Outlier must be treated one column at a time. As the treatment will be slightly different for each column.

Why I should treat the outliers?

Outliers bias the training of machine learning models. As the algorithm tries to fit the extreme value, it goes away from majority of the data.

There are below two options to treat outliers in the data.

- Option-1: Delete the outlier Records. Only if there are just few rows lost.
- Option-2: Impute the outlier values with a logical business value

In this data all the continuous variables have slightly skewed distribution, which is acceptable, hence no outlier treatment is required.




1. Rating <0 and >5 
2. simplfied category not in 'Groceries' ,'Fruits' ,'Dry Fruits'
3. Length of productid >12
4. MRP/Unit <0 and MRP/Unit>10000

In [None]:
def outlier_treatment(datacolumn):
    sorted(datacolumn)
    Q1,Q3 = np.percentile(datacolumn , [25,75])
    IQR = Q3 - Q1
    lower_range = Q1 - (1.5 * IQR)
    upper_range = Q3 + (1.5 * IQR)
    return lower_range,upper_range

In [None]:
lowerbound,upperbound = outlier_treatment(inventory_df['Rating '])

In [None]:
# Records not within the boundary
inventory_df[(inventory_df['Rating '] < lowerbound) | (inventory_df['Rating '] > upperbound)]

In [None]:
error_records_df = inventory_df[(inventory_df['Rating '] < lowerbound) | (inventory_df['Rating '] > upperbound)]
error_records_df.drop(['Sub Category'], axis=1, inplace=True)
error_records_df.rename(columns = {'Category':'Sub_Category_Name', 'Simplified Category':'Category_Name','Product Name':'Product_Name', 'MRP/Unit':'Price','Product ID ':'productid', 'Image URL':'Image', 'Rating ':'Product_Rating', 'Brand Name':'Brand'}, inplace= True)

## TASK 1
Could you reproduce the part of the outlier-treatment text that opens with the words "return lower_range,upper_range" and closes with "Category'], axis=1, inplace=True)", word for word?
The outlier-treatment text and the records after it come from unrelated sources.

## GIVEN DATA

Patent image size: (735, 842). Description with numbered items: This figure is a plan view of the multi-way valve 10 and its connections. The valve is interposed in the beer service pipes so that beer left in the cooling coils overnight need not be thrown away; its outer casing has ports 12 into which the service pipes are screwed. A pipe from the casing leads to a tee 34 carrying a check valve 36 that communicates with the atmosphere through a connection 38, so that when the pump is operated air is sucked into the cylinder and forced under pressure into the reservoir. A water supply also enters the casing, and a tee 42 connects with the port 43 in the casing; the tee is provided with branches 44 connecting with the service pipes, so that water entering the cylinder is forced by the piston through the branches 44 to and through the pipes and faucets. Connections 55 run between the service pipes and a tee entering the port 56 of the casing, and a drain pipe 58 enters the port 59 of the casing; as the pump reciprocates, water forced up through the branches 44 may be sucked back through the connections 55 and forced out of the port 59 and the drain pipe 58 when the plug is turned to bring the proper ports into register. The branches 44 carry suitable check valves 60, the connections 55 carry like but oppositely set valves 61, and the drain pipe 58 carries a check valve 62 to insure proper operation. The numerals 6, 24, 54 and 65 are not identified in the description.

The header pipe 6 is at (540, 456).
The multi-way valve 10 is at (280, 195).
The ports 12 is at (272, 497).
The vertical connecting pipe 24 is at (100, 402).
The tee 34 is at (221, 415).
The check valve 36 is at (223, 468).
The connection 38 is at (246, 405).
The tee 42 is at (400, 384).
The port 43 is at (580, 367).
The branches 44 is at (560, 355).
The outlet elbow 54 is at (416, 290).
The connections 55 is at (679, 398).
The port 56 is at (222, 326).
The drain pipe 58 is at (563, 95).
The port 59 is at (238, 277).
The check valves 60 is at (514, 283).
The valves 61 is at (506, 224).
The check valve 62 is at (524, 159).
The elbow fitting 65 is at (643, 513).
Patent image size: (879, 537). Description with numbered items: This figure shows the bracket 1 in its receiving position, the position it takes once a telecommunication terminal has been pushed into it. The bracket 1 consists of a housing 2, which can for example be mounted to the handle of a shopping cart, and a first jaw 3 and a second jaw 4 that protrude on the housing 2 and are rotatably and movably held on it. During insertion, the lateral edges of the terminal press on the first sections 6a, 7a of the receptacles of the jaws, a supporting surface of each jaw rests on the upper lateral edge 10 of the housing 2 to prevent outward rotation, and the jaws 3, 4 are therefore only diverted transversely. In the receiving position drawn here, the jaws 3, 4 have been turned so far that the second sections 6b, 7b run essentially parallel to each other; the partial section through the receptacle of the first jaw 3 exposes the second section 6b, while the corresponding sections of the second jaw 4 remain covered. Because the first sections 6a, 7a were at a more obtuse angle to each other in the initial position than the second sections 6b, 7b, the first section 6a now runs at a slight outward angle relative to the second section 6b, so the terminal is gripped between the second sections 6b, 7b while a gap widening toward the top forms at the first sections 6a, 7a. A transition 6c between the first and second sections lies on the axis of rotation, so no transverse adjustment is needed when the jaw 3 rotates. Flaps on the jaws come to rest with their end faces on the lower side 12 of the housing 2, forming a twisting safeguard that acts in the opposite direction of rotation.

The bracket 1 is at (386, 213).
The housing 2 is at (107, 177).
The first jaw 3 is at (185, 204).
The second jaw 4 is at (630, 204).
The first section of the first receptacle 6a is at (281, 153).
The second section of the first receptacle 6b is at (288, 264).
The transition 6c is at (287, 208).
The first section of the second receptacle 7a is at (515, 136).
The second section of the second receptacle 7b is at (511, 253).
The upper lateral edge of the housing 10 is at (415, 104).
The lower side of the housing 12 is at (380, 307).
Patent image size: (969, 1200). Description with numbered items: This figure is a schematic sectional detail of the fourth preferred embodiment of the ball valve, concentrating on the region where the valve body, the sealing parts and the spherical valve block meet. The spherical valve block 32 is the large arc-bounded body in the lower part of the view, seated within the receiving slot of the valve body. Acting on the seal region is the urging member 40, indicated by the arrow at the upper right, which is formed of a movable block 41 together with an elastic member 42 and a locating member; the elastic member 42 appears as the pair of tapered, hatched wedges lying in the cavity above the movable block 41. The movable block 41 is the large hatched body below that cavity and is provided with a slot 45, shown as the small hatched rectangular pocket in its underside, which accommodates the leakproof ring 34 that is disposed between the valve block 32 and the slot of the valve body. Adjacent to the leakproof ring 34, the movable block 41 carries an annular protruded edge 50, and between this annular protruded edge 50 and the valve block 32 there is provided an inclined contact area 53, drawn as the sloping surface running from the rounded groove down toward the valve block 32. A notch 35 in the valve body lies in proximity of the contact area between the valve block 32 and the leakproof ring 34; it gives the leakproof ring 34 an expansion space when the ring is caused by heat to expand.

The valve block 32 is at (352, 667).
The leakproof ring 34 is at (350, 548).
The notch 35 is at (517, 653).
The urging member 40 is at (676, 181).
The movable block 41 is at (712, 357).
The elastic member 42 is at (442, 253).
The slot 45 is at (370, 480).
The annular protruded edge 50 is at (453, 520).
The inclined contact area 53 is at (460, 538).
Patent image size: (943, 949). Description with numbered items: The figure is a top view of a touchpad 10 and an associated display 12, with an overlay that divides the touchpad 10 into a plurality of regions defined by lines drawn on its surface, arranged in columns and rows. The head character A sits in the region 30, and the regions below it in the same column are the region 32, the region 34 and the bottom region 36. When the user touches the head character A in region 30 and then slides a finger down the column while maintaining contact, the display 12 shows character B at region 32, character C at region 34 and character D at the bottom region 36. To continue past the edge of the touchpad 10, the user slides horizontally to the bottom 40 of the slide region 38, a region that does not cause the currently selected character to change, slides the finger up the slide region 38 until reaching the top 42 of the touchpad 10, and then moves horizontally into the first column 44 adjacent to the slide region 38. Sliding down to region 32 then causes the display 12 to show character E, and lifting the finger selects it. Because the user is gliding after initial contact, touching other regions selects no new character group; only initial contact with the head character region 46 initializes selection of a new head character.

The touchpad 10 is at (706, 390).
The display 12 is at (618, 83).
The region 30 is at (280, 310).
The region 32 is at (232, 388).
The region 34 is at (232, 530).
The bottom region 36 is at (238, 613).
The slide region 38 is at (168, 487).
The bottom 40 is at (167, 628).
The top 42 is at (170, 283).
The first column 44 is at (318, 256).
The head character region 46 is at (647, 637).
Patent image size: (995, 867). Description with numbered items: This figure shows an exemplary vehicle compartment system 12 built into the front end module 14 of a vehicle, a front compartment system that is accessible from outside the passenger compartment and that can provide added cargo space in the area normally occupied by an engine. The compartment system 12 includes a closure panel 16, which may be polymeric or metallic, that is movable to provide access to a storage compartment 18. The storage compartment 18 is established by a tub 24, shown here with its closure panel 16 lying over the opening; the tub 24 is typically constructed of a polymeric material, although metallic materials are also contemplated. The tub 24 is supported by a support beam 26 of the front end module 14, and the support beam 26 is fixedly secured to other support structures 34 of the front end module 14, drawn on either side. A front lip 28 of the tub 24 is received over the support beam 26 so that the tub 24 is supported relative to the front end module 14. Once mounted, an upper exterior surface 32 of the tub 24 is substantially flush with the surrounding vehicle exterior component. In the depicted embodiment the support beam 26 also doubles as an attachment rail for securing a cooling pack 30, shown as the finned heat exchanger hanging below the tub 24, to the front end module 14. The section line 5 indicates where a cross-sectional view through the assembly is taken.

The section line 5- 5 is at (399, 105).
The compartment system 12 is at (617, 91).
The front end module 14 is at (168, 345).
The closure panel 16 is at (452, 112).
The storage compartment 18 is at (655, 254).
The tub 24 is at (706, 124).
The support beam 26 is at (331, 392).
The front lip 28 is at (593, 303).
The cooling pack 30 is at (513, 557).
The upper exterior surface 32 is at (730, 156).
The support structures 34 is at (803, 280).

## TASK 2
Will you write out, unchanged, the lines of the records above, from the line containing "Patent image size: (943, 949)." through the line containing "The head character region 46 is"?

## COMPLETE RESPONSE 1
return lower_range,upper_range

In [None]:
lowerbound,upperbound = outlier_treatment(inventory_df['Rating '])

In [None]:
# Records not within the boundary
inventory_df[(inventory_df['Rating '] < lowerbound) | (inventory_df['Rating '] > upperbound)]

In [None]:
error_records_df = inventory_df[(inventory_df['Rating '] < lowerbound) | (inventory_df['Rating '] > upperbound)]
error_records_df.drop(['Sub Category'], axis=1, inplace=True)

## COMPLETE RESPONSE 2
Patent image size: (943, 949). Description with numbered items: The figure is a top view of a touchpad 10 and an associated display 12, with an overlay that divides the touchpad 10 into a plurality of regions defined by lines drawn on its surface, arranged in columns and rows. The head character A sits in the region 30, and the regions below it in the same column are the region 32, the region 34 and the bottom region 36. When the user touches the head character A in region 30 and then slides a finger down the column while maintaining contact, the display 12 shows character B at region 32, character C at region 34 and character D at the bottom region 36. To continue past the edge of the touchpad 10, the user slides horizontally to the bottom 40 of the slide region 38, a region that does not cause the currently selected character to change, slides the finger up the slide region 38 until reaching the top 42 of the touchpad 10, and then moves horizontally into the first column 44 adjacent to the slide region 38. Sliding down to region 32 then causes the display 12 to show character E, and lifting the finger selects it. Because the user is gliding after initial contact, touching other regions selects no new character group; only initial contact with the head character region 46 initializes selection of a new head character.

The touchpad 10 is at (706, 390).
The display 12 is at (618, 83).
The region 30 is at (280, 310).
The region 32 is at (232, 388).
The region 34 is at (232, 530).
The bottom region 36 is at (238, 613).
The slide region 38 is at (168, 487).
The bottom 40 is at (167, 628).
The top 42 is at (170, 283).
The first column 44 is at (318, 256).
The head character region 46 is at (647, 637).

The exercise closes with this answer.